Restate the listing below word for word, omitting any images.

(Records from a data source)
--- START ---

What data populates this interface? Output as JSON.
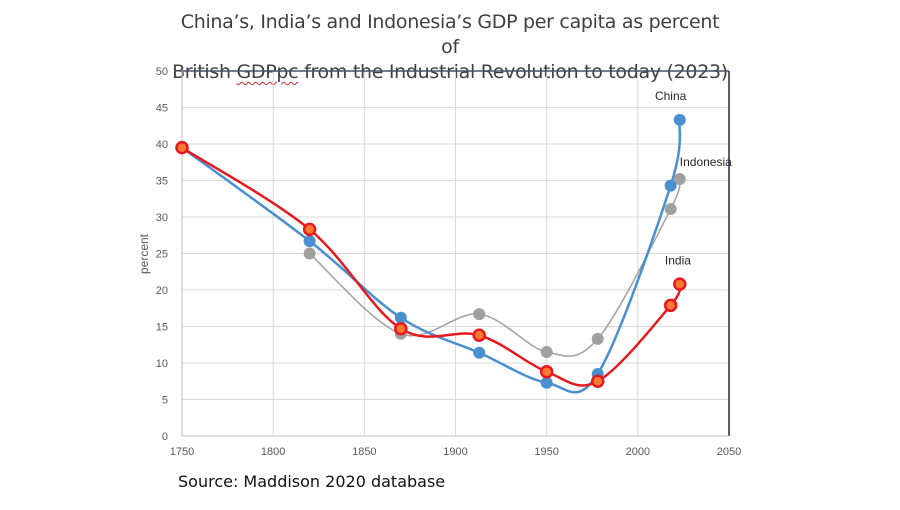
{
  "chart_data": {
    "type": "line",
    "title_line1": "China’s, India’s and Indonesia’s GDP per capita as percent of",
    "title_line2_pre": "British ",
    "title_line2_underlined": "GDPpc",
    "title_line2_post": " from the Industrial Revolution to today (2023)",
    "xlabel": "",
    "ylabel": "percent",
    "xlim": [
      1750,
      2050
    ],
    "ylim": [
      0,
      50
    ],
    "xticks": [
      1750,
      1800,
      1850,
      1900,
      1950,
      2000,
      2050
    ],
    "yticks": [
      0,
      5,
      10,
      15,
      20,
      25,
      30,
      35,
      40,
      45,
      50
    ],
    "grid": true,
    "legend": "none (direct labels at top-right)",
    "series": [
      {
        "name": "China",
        "color": "#4a8fcf",
        "x": [
          1750,
          1820,
          1870,
          1913,
          1950,
          1978,
          2018,
          2023
        ],
        "values": [
          39.5,
          26.7,
          16.2,
          11.4,
          7.3,
          8.5,
          34.3,
          43.3
        ]
      },
      {
        "name": "Indonesia",
        "color": "#a0a0a0",
        "x": [
          1820,
          1870,
          1913,
          1950,
          1978,
          2018,
          2023
        ],
        "values": [
          25.0,
          14.0,
          16.7,
          11.5,
          13.3,
          31.1,
          35.2
        ]
      },
      {
        "name": "India",
        "color": "#e8191e",
        "x": [
          1750,
          1820,
          1870,
          1913,
          1950,
          1978,
          2018,
          2023
        ],
        "values": [
          39.5,
          28.3,
          14.7,
          13.8,
          8.8,
          7.5,
          17.9,
          20.8
        ]
      }
    ],
    "annotations": [
      {
        "text": "China",
        "x": 2018,
        "y": 46
      },
      {
        "text": "Indonesia",
        "x": 2027,
        "y": 37
      },
      {
        "text": "India",
        "x": 2022,
        "y": 23.5
      }
    ],
    "source": "Source: Maddison 2020 database"
  }
}
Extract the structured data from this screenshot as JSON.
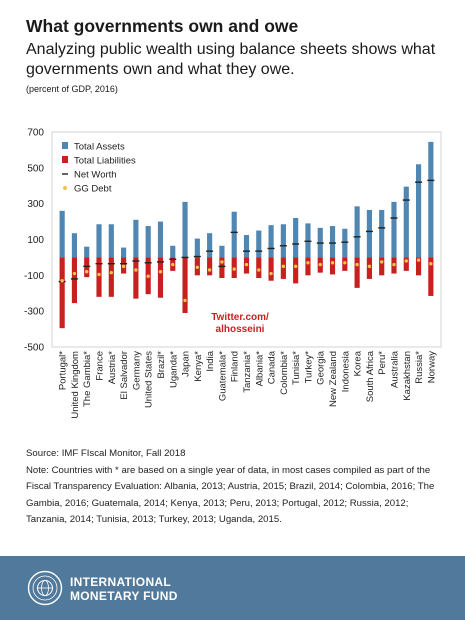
{
  "header": {
    "title": "What governments own and owe",
    "subtitle": "Analyzing public wealth using balance sheets shows what governments own and what they owe.",
    "units": "(percent of GDP, 2016)"
  },
  "chart_data": {
    "type": "bar",
    "ylim": [
      -500,
      700
    ],
    "yticks": [
      700,
      500,
      300,
      100,
      -100,
      -300,
      -500
    ],
    "grid": false,
    "legend_position": "top-left",
    "categories": [
      "Portugal*",
      "United Kingdom",
      "The Gambia*",
      "France",
      "Austria*",
      "El Salvador",
      "Germany",
      "United States",
      "Brazil*",
      "Uganda*",
      "Japan",
      "Kenya*",
      "India",
      "Guatemala*",
      "Finland",
      "Tanzania*",
      "Albania*",
      "Canada",
      "Colombia*",
      "Tunisia*",
      "Turkey*",
      "Georgia",
      "New Zealand",
      "Indonesia",
      "Korea",
      "South Africa",
      "Peru*",
      "Australia",
      "Kazakhstan",
      "Russia*",
      "Norway"
    ],
    "series": [
      {
        "name": "Total Assets",
        "kind": "bar",
        "color": "#4f86b2",
        "values": [
          260,
          135,
          60,
          185,
          185,
          55,
          210,
          175,
          200,
          65,
          310,
          105,
          135,
          65,
          255,
          125,
          150,
          180,
          185,
          220,
          190,
          165,
          175,
          160,
          285,
          265,
          265,
          310,
          395,
          520,
          645
        ]
      },
      {
        "name": "Total Liabilities",
        "kind": "bar",
        "color": "#c8201f",
        "values": [
          -395,
          -255,
          -110,
          -220,
          -220,
          -90,
          -230,
          -205,
          -225,
          -75,
          -310,
          -100,
          -100,
          -115,
          -115,
          -90,
          -115,
          -130,
          -120,
          -145,
          -100,
          -85,
          -95,
          -75,
          -170,
          -120,
          -100,
          -90,
          -75,
          -100,
          -215
        ]
      },
      {
        "name": "Net Worth",
        "kind": "dash",
        "color": "#222222",
        "values": [
          -135,
          -120,
          -50,
          -35,
          -35,
          -35,
          -20,
          -30,
          -25,
          -10,
          0,
          5,
          35,
          -50,
          140,
          35,
          35,
          50,
          65,
          75,
          90,
          80,
          80,
          85,
          115,
          145,
          165,
          220,
          320,
          420,
          430
        ]
      },
      {
        "name": "GG Debt",
        "kind": "dot",
        "color": "#f2c14e",
        "values": [
          -130,
          -90,
          -80,
          -95,
          -85,
          -50,
          -70,
          -105,
          -80,
          -40,
          -240,
          -55,
          -70,
          -25,
          -65,
          -40,
          -70,
          -90,
          -50,
          -50,
          -30,
          -40,
          -30,
          -30,
          -40,
          -50,
          -25,
          -40,
          -20,
          -15,
          -35
        ]
      }
    ],
    "annotation": {
      "line1": "Twitter.com/",
      "line2": "alhosseini",
      "color": "#cc1f1f"
    }
  },
  "footer": {
    "source": "Source: IMF FIscal Monitor, Fall 2018",
    "note": "Note: Countries with * are based on a single year of data, in most cases compiled as part of the Fiscal Transparency Evaluation: Albania, 2013; Austria, 2015; Brazil, 2014; Colombia, 2016; The Gambia, 2016; Guatemala, 2014; Kenya, 2013; Peru, 2013; Portugal, 2012; Russia, 2012; Tanzania, 2014; Tunisia, 2013; Turkey, 2013; Uganda, 2015."
  },
  "logo": {
    "line1": "INTERNATIONAL",
    "line2": "MONETARY FUND",
    "band_color": "#50799b",
    "seal_icon": "imf-seal-icon"
  }
}
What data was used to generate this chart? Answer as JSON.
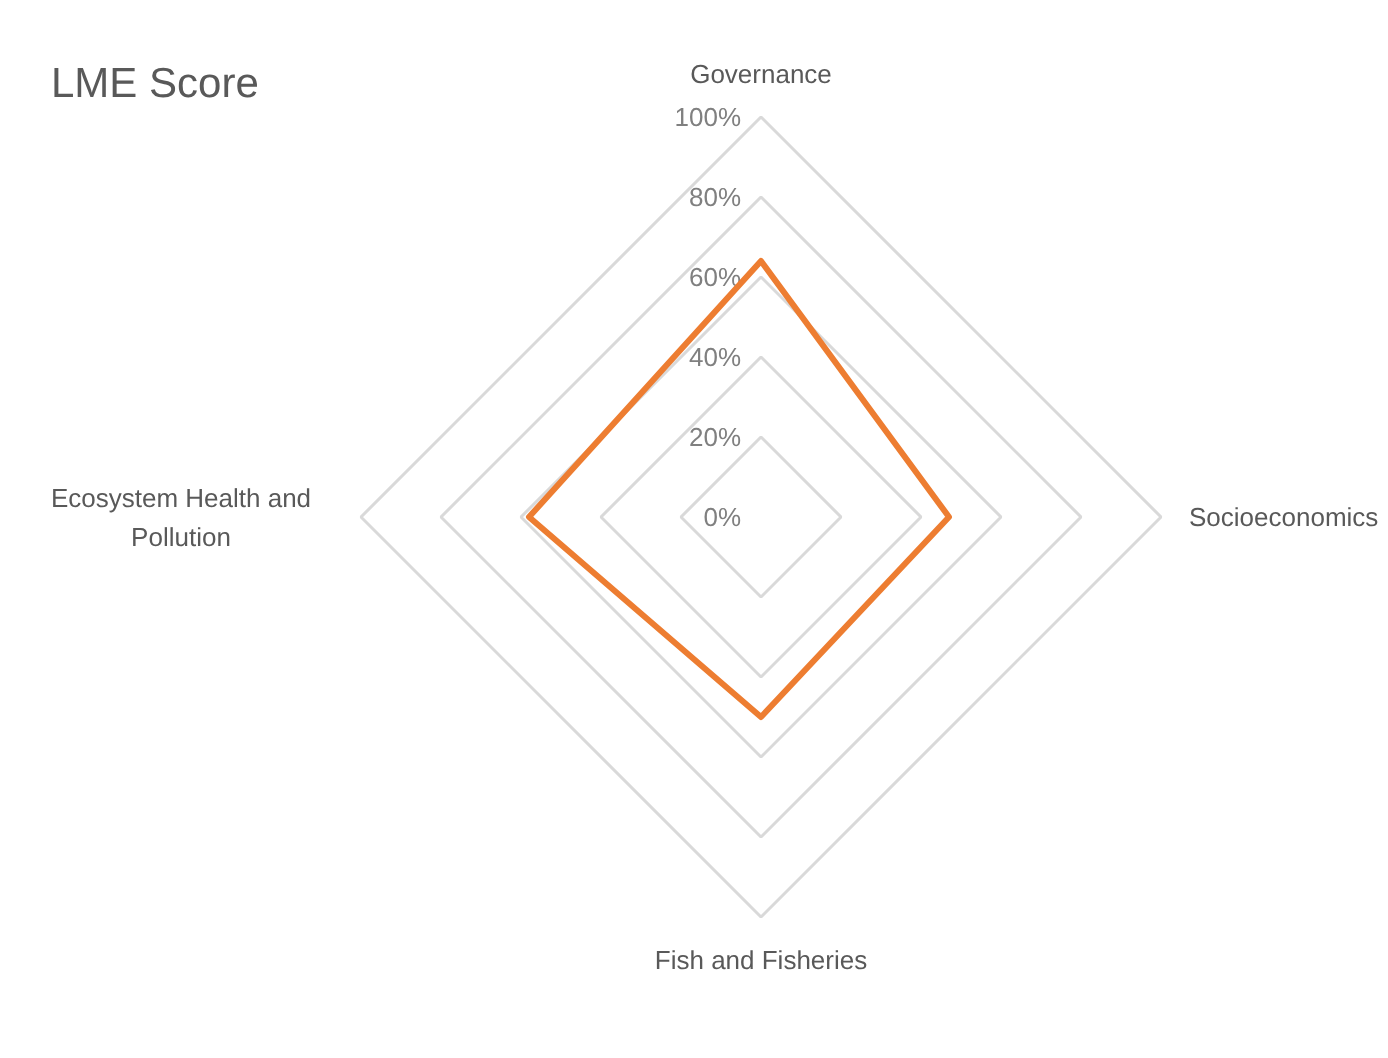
{
  "chart_data": {
    "type": "radar",
    "title": "LME Score",
    "categories": [
      "Governance",
      "Socioeconomics",
      "Fish and Fisheries",
      "Ecosystem Health and Pollution"
    ],
    "series": [
      {
        "color": "#ed7d31",
        "values": [
          64,
          47,
          50,
          58
        ]
      }
    ],
    "ylim": [
      0,
      100
    ],
    "yticks": [
      {
        "value": 0,
        "label": "0%"
      },
      {
        "value": 20,
        "label": "20%"
      },
      {
        "value": 40,
        "label": "40%"
      },
      {
        "value": 60,
        "label": "60%"
      },
      {
        "value": 80,
        "label": "80%"
      },
      {
        "value": 100,
        "label": "100%"
      }
    ],
    "grid": true
  }
}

--- END ---

■ **Worked solution**
What data populates this interface? Output as JSON.
{
  "chart_data": {
    "type": "line",
    "title_line1": "China’s, India’s and Indonesia’s GDP per capita as percent of",
    "title_line2_pre": "British ",
    "title_line2_underlined": "GDPpc",
    "title_line2_post": " from the Industrial Revolution to today (2023)",
    "xlabel": "",
    "ylabel": "percent",
    "xlim": [
      1750,
      2050
    ],
    "ylim": [
      0,
      50
    ],
    "xticks": [
      1750,
      1800,
      1850,
      1900,
      1950,
      2000,
      2050
    ],
    "yticks": [
      0,
      5,
      10,
      15,
      20,
      25,
      30,
      35,
      40,
      45,
      50
    ],
    "grid": true,
    "legend": "none (direct labels at top-right)",
    "series": [
      {
        "name": "China",
        "color": "#4a8fcf",
        "x": [
          1750,
          1820,
          1870,
          1913,
          1950,
          1978,
          2018,
          2023
        ],
        "values": [
          39.5,
          26.7,
          16.2,
          11.4,
          7.3,
          8.5,
          34.3,
          43.3
        ]
      },
      {
        "name": "Indonesia",
        "color": "#a0a0a0",
        "x": [
          1820,
          1870,
          1913,
          1950,
          1978,
          2018,
          2023
        ],
        "values": [
          25.0,
          14.0,
          16.7,
          11.5,
          13.3,
          31.1,
          35.2
        ]
      },
      {
        "name": "India",
        "color": "#e8191e",
        "x": [
          1750,
          1820,
          1870,
          1913,
          1950,
          1978,
          2018,
          2023
        ],
        "values": [
          39.5,
          28.3,
          14.7,
          13.8,
          8.8,
          7.5,
          17.9,
          20.8
        ]
      }
    ],
    "annotations": [
      {
        "text": "China",
        "x": 2018,
        "y": 46
      },
      {
        "text": "Indonesia",
        "x": 2027,
        "y": 37
      },
      {
        "text": "India",
        "x": 2022,
        "y": 23.5
      }
    ],
    "source": "Source: Maddison 2020 database"
  }
}
Extract the structured data from this screenshot as JSON.
{
  "header": {
    "title": "What governments own and owe",
    "subtitle": "Analyzing public wealth using balance sheets shows what governments own and what they owe.",
    "units": "(percent of GDP, 2016)"
  },
  "chart_data": {
    "type": "bar",
    "ylim": [
      -500,
      700
    ],
    "yticks": [
      700,
      500,
      300,
      100,
      -100,
      -300,
      -500
    ],
    "grid": false,
    "legend_position": "top-left",
    "categories": [
      "Portugal*",
      "United Kingdom",
      "The Gambia*",
      "France",
      "Austria*",
      "El Salvador",
      "Germany",
      "United States",
      "Brazil*",
      "Uganda*",
      "Japan",
      "Kenya*",
      "India",
      "Guatemala*",
      "Finland",
      "Tanzania*",
      "Albania*",
      "Canada",
      "Colombia*",
      "Tunisia*",
      "Turkey*",
      "Georgia",
      "New Zealand",
      "Indonesia",
      "Korea",
      "South Africa",
      "Peru*",
      "Australia",
      "Kazakhstan",
      "Russia*",
      "Norway"
    ],
    "series": [
      {
        "name": "Total Assets",
        "kind": "bar",
        "color": "#4f86b2",
        "values": [
          260,
          135,
          60,
          185,
          185,
          55,
          210,
          175,
          200,
          65,
          310,
          105,
          135,
          65,
          255,
          125,
          150,
          180,
          185,
          220,
          190,
          165,
          175,
          160,
          285,
          265,
          265,
          310,
          395,
          520,
          645
        ]
      },
      {
        "name": "Total Liabilities",
        "kind": "bar",
        "color": "#c8201f",
        "values": [
          -395,
          -255,
          -110,
          -220,
          -220,
          -90,
          -230,
          -205,
          -225,
          -75,
          -310,
          -100,
          -100,
          -115,
          -115,
          -90,
          -115,
          -130,
          -120,
          -145,
          -100,
          -85,
          -95,
          -75,
          -170,
          -120,
          -100,
          -90,
          -75,
          -100,
          -215
        ]
      },
      {
        "name": "Net Worth",
        "kind": "dash",
        "color": "#222222",
        "values": [
          -135,
          -120,
          -50,
          -35,
          -35,
          -35,
          -20,
          -30,
          -25,
          -10,
          0,
          5,
          35,
          -50,
          140,
          35,
          35,
          50,
          65,
          75,
          90,
          80,
          80,
          85,
          115,
          145,
          165,
          220,
          320,
          420,
          430
        ]
      },
      {
        "name": "GG Debt",
        "kind": "dot",
        "color": "#f2c14e",
        "values": [
          -130,
          -90,
          -80,
          -95,
          -85,
          -50,
          -70,
          -105,
          -80,
          -40,
          -240,
          -55,
          -70,
          -25,
          -65,
          -40,
          -70,
          -90,
          -50,
          -50,
          -30,
          -40,
          -30,
          -30,
          -40,
          -50,
          -25,
          -40,
          -20,
          -15,
          -35
        ]
      }
    ],
    "annotation": {
      "line1": "Twitter.com/",
      "line2": "alhosseini",
      "color": "#cc1f1f"
    }
  },
  "footer": {
    "source": "Source: IMF FIscal Monitor, Fall 2018",
    "note": "Note: Countries with * are based on a single year of data, in most cases compiled as part of the Fiscal Transparency Evaluation: Albania, 2013; Austria, 2015; Brazil, 2014; Colombia, 2016; The Gambia, 2016; Guatemala, 2014; Kenya, 2013; Peru, 2013; Portugal, 2012; Russia, 2012; Tanzania, 2014; Tunisia, 2013; Turkey, 2013; Uganda, 2015."
  },
  "logo": {
    "line1": "INTERNATIONAL",
    "line2": "MONETARY FUND",
    "band_color": "#50799b",
    "seal_icon": "imf-seal-icon"
  }
}
What data was used to generate this chart? Answer as JSON.
{
  "chart_data": {
    "type": "radar",
    "title": "LME Score",
    "categories": [
      "Governance",
      "Socioeconomics",
      "Fish and Fisheries",
      "Ecosystem Health and Pollution"
    ],
    "series": [
      {
        "color": "#ed7d31",
        "values": [
          64,
          47,
          50,
          58
        ]
      }
    ],
    "ylim": [
      0,
      100
    ],
    "yticks": [
      {
        "value": 0,
        "label": "0%"
      },
      {
        "value": 20,
        "label": "20%"
      },
      {
        "value": 40,
        "label": "40%"
      },
      {
        "value": 60,
        "label": "60%"
      },
      {
        "value": 80,
        "label": "80%"
      },
      {
        "value": 100,
        "label": "100%"
      }
    ],
    "grid": true
  }
}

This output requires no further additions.